PROBLEM REQUIREMENTS:
The data below should be printed in full, exactly, and without any of its images.

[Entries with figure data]
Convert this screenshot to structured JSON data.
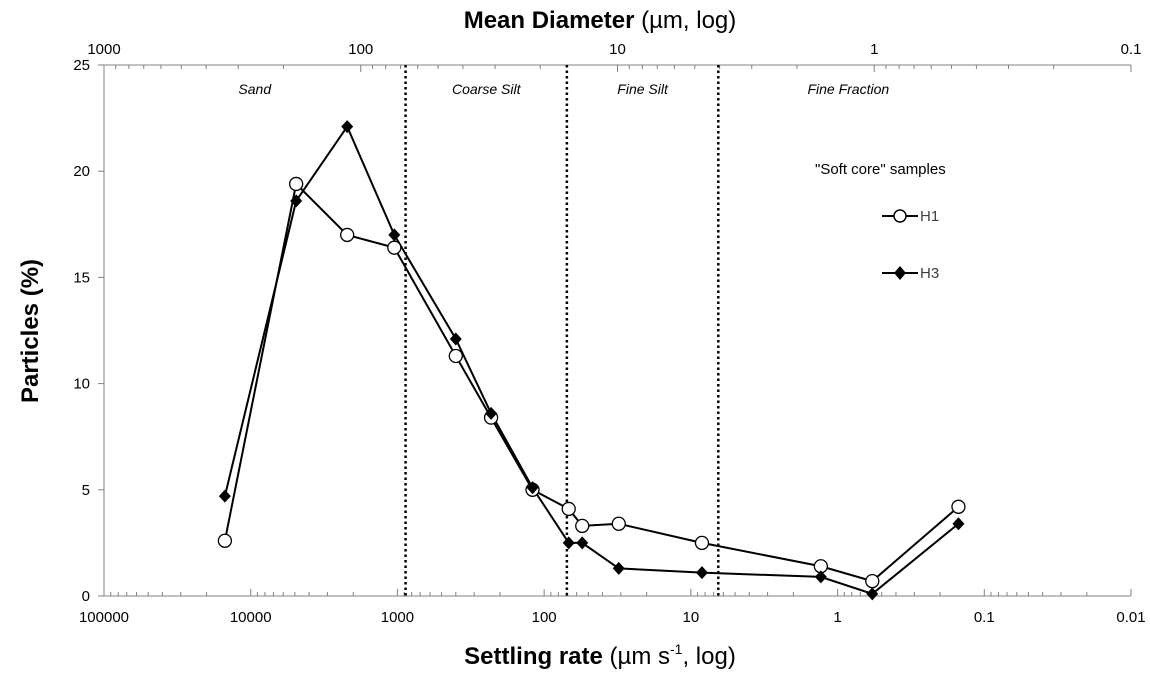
{
  "chart_data": {
    "type": "line",
    "title": "",
    "top_axis": {
      "title_bold": "Mean Diameter",
      "title_rest": " (µm, log)",
      "scale": "log",
      "tick_labels": [
        "1000",
        "100",
        "10",
        "1",
        "0.1"
      ],
      "ticks": [
        1000,
        100,
        10,
        1,
        0.1
      ],
      "range": [
        1000,
        0.1
      ]
    },
    "xaxis": {
      "title_bold": "Settling rate",
      "title_pre": " (µm s",
      "title_sup": "-1",
      "title_post": ", log)",
      "scale": "log",
      "reversed": true,
      "tick_labels": [
        "100000",
        "10000",
        "1000",
        "100",
        "10",
        "1",
        "0.1",
        "0.01"
      ],
      "ticks": [
        100000,
        10000,
        1000,
        100,
        10,
        1,
        0.1,
        0.01
      ],
      "range": [
        100000,
        0.01
      ]
    },
    "yaxis": {
      "title": "Particles (%)",
      "tick_labels": [
        "0",
        "5",
        "10",
        "15",
        "20",
        "25"
      ],
      "ticks": [
        0,
        5,
        10,
        15,
        20,
        25
      ],
      "range": [
        0,
        25
      ]
    },
    "regions": [
      {
        "label": "Sand"
      },
      {
        "label": "Coarse Silt"
      },
      {
        "label": "Fine Silt"
      },
      {
        "label": "Fine Fraction"
      }
    ],
    "region_boundaries_settling_rate": [
      880,
      70,
      6.5
    ],
    "legend_title": "\"Soft core\" samples",
    "series": [
      {
        "name": "H1",
        "marker": "circle-open",
        "x": [
          15000,
          4900,
          2200,
          1050,
          400,
          230,
          120,
          68,
          55,
          31,
          8.4,
          1.3,
          0.58,
          0.15
        ],
        "y": [
          2.6,
          19.4,
          17.0,
          16.4,
          11.3,
          8.4,
          5.0,
          4.1,
          3.3,
          3.4,
          2.5,
          1.4,
          0.7,
          4.2
        ]
      },
      {
        "name": "H3",
        "marker": "diamond-filled",
        "x": [
          15000,
          4900,
          2200,
          1050,
          400,
          230,
          120,
          68,
          55,
          31,
          8.4,
          1.3,
          0.58,
          0.15
        ],
        "y": [
          4.7,
          18.6,
          22.1,
          17.0,
          12.1,
          8.6,
          5.1,
          2.5,
          2.5,
          1.3,
          1.1,
          0.9,
          0.1,
          3.4
        ]
      }
    ],
    "grid": false,
    "legend_position": "right"
  }
}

TASK RESPONSE:
Convert this screenshot to structured JSON data.
{
  "chart_data": {
    "type": "line",
    "title": "",
    "top_axis": {
      "title_bold": "Mean Diameter",
      "title_rest": " (µm, log)",
      "scale": "log",
      "tick_labels": [
        "1000",
        "100",
        "10",
        "1",
        "0.1"
      ],
      "ticks": [
        1000,
        100,
        10,
        1,
        0.1
      ],
      "range": [
        1000,
        0.1
      ]
    },
    "xaxis": {
      "title_bold": "Settling rate",
      "title_pre": " (µm s",
      "title_sup": "-1",
      "title_post": ", log)",
      "scale": "log",
      "reversed": true,
      "tick_labels": [
        "100000",
        "10000",
        "1000",
        "100",
        "10",
        "1",
        "0.1",
        "0.01"
      ],
      "ticks": [
        100000,
        10000,
        1000,
        100,
        10,
        1,
        0.1,
        0.01
      ],
      "range": [
        100000,
        0.01
      ]
    },
    "yaxis": {
      "title": "Particles (%)",
      "tick_labels": [
        "0",
        "5",
        "10",
        "15",
        "20",
        "25"
      ],
      "ticks": [
        0,
        5,
        10,
        15,
        20,
        25
      ],
      "range": [
        0,
        25
      ]
    },
    "regions": [
      {
        "label": "Sand"
      },
      {
        "label": "Coarse Silt"
      },
      {
        "label": "Fine Silt"
      },
      {
        "label": "Fine Fraction"
      }
    ],
    "region_boundaries_settling_rate": [
      880,
      70,
      6.5
    ],
    "legend_title": "\"Soft core\" samples",
    "series": [
      {
        "name": "H1",
        "marker": "circle-open",
        "x": [
          15000,
          4900,
          2200,
          1050,
          400,
          230,
          120,
          68,
          55,
          31,
          8.4,
          1.3,
          0.58,
          0.15
        ],
        "y": [
          2.6,
          19.4,
          17.0,
          16.4,
          11.3,
          8.4,
          5.0,
          4.1,
          3.3,
          3.4,
          2.5,
          1.4,
          0.7,
          4.2
        ]
      },
      {
        "name": "H3",
        "marker": "diamond-filled",
        "x": [
          15000,
          4900,
          2200,
          1050,
          400,
          230,
          120,
          68,
          55,
          31,
          8.4,
          1.3,
          0.58,
          0.15
        ],
        "y": [
          4.7,
          18.6,
          22.1,
          17.0,
          12.1,
          8.6,
          5.1,
          2.5,
          2.5,
          1.3,
          1.1,
          0.9,
          0.1,
          3.4
        ]
      }
    ],
    "grid": false,
    "legend_position": "right"
  }
}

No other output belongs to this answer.